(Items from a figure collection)
[start]

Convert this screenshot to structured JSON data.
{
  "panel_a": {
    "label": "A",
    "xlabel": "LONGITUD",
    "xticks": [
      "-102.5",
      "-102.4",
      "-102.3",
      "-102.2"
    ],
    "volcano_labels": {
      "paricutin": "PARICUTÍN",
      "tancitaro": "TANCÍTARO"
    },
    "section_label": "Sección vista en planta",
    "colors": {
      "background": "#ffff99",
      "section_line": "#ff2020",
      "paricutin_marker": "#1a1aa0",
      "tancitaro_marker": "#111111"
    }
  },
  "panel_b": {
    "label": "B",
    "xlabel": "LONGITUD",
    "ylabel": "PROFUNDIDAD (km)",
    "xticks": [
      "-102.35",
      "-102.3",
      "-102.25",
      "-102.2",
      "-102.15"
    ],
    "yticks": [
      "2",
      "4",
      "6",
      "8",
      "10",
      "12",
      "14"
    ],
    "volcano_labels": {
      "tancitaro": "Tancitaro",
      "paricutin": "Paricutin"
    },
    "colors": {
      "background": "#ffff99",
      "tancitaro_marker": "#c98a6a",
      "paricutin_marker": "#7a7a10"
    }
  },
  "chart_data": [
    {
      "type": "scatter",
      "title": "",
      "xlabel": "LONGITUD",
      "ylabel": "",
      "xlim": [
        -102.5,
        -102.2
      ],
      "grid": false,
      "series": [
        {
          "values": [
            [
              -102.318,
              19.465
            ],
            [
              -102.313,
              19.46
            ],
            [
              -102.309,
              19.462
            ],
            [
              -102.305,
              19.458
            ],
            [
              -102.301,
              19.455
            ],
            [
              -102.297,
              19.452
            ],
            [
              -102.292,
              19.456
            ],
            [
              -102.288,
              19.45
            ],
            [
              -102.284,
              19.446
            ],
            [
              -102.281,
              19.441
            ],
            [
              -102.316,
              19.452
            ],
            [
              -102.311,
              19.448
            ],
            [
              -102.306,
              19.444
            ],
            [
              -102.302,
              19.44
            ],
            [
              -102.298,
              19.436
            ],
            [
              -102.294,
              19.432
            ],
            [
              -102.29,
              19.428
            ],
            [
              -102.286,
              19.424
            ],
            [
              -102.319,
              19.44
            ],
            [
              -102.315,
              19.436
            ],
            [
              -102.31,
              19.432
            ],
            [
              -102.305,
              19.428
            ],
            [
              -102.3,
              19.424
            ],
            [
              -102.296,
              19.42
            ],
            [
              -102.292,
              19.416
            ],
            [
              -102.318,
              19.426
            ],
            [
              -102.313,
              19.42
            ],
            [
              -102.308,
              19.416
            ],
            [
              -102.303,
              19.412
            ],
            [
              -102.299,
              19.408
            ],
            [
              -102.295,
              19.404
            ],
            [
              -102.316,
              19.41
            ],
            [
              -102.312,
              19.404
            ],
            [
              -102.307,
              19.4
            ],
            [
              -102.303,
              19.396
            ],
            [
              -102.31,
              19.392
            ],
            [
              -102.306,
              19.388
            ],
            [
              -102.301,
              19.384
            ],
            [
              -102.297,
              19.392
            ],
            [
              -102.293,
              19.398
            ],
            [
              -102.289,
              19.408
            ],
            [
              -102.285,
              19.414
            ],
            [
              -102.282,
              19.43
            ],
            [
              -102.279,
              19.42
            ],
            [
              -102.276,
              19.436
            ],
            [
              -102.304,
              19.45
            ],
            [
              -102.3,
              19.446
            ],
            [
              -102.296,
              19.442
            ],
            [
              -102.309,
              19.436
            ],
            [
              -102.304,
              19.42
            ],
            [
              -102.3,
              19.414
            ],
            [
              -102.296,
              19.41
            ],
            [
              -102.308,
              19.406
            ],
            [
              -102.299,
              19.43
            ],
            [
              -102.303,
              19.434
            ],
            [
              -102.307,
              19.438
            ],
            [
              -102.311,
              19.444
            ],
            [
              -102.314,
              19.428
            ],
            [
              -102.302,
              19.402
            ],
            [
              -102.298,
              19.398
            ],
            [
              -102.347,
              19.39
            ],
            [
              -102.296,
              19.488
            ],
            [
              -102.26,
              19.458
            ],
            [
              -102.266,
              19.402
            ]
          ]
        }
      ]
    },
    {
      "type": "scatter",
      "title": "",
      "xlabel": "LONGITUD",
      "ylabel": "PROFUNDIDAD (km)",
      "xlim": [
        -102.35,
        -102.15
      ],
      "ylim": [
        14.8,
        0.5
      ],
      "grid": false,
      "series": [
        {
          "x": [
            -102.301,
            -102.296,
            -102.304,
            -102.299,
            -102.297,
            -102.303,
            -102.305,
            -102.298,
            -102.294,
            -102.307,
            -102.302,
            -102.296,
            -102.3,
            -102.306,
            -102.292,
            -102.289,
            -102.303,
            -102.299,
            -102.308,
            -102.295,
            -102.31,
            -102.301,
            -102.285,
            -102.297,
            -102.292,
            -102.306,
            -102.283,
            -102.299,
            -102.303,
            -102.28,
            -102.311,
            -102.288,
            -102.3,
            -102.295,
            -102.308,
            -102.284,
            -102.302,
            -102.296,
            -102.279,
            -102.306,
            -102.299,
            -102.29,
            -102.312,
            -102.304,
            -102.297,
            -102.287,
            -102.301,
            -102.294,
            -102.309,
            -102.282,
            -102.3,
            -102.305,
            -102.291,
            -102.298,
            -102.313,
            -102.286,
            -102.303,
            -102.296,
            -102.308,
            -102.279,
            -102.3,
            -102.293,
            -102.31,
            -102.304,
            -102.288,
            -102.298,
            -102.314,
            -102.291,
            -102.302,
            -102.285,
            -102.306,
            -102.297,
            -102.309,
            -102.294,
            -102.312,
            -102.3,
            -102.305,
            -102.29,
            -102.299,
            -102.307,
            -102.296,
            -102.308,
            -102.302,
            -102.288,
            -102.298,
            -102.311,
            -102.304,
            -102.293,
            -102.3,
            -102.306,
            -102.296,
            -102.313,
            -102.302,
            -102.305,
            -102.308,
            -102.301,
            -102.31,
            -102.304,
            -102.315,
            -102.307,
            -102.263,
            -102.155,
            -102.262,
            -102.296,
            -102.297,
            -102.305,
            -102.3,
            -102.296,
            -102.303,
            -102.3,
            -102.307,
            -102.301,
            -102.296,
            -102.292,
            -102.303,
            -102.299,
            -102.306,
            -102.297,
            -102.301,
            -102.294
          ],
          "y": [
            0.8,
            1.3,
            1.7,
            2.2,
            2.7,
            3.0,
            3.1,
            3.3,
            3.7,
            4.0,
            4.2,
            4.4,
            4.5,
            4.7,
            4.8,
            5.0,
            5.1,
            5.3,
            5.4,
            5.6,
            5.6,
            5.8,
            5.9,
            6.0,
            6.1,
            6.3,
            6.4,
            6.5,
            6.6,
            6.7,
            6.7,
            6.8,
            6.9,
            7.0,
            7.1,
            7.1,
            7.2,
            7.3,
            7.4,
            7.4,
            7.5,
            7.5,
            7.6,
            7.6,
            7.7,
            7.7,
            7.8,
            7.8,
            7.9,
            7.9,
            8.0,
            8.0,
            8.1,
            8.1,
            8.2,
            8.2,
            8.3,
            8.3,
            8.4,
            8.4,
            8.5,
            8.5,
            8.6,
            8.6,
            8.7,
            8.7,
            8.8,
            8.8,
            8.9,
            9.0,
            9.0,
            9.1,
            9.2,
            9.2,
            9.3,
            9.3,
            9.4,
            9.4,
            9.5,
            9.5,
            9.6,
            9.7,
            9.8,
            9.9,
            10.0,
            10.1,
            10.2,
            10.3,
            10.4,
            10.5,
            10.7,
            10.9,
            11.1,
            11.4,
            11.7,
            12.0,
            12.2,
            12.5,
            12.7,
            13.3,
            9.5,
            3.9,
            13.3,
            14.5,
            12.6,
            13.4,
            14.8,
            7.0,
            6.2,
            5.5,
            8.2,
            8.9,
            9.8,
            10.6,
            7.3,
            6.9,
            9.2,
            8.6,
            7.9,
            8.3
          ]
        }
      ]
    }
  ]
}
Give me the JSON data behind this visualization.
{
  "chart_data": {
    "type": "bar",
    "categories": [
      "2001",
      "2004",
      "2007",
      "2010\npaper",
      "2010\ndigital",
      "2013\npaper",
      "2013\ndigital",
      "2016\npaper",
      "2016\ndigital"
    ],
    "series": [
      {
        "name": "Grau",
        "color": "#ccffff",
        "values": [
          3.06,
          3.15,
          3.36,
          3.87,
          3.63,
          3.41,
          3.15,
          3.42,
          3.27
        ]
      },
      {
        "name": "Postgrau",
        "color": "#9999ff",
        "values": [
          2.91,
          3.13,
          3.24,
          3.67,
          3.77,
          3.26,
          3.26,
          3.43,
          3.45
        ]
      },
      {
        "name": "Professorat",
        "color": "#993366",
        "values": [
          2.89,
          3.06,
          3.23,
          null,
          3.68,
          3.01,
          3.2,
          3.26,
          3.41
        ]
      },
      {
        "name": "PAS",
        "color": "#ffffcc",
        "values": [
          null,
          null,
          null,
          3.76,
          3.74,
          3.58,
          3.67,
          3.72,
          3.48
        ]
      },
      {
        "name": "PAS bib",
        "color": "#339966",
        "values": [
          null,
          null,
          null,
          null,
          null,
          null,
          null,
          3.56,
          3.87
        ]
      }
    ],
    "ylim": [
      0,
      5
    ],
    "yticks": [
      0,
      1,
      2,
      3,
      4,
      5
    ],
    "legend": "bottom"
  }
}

[end]

Quote verbatim the line containing "Give me the" and every line after it through the end of the records above.

Give me the JSON data behind this visualization.
{
  "chart_data": {
    "type": "bar",
    "categories": [
      "2001",
      "2004",
      "2007",
      "2010\npaper",
      "2010\ndigital",
      "2013\npaper",
      "2013\ndigital",
      "2016\npaper",
      "2016\ndigital"
    ],
    "series": [
      {
        "name": "Grau",
        "color": "#ccffff",
        "values": [
          3.06,
          3.15,
          3.36,
          3.87,
          3.63,
          3.41,
          3.15,
          3.42,
          3.27
        ]
      },
      {
        "name": "Postgrau",
        "color": "#9999ff",
        "values": [
          2.91,
          3.13,
          3.24,
          3.67,
          3.77,
          3.26,
          3.26,
          3.43,
          3.45
        ]
      },
      {
        "name": "Professorat",
        "color": "#993366",
        "values": [
          2.89,
          3.06,
          3.23,
          null,
          3.68,
          3.01,
          3.2,
          3.26,
          3.41
        ]
      },
      {
        "name": "PAS",
        "color": "#ffffcc",
        "values": [
          null,
          null,
          null,
          3.76,
          3.74,
          3.58,
          3.67,
          3.72,
          3.48
        ]
      },
      {
        "name": "PAS bib",
        "color": "#339966",
        "values": [
          null,
          null,
          null,
          null,
          null,
          null,
          null,
          3.56,
          3.87
        ]
      }
    ],
    "ylim": [
      0,
      5
    ],
    "yticks": [
      0,
      1,
      2,
      3,
      4,
      5
    ],
    "legend": "bottom"
  }
}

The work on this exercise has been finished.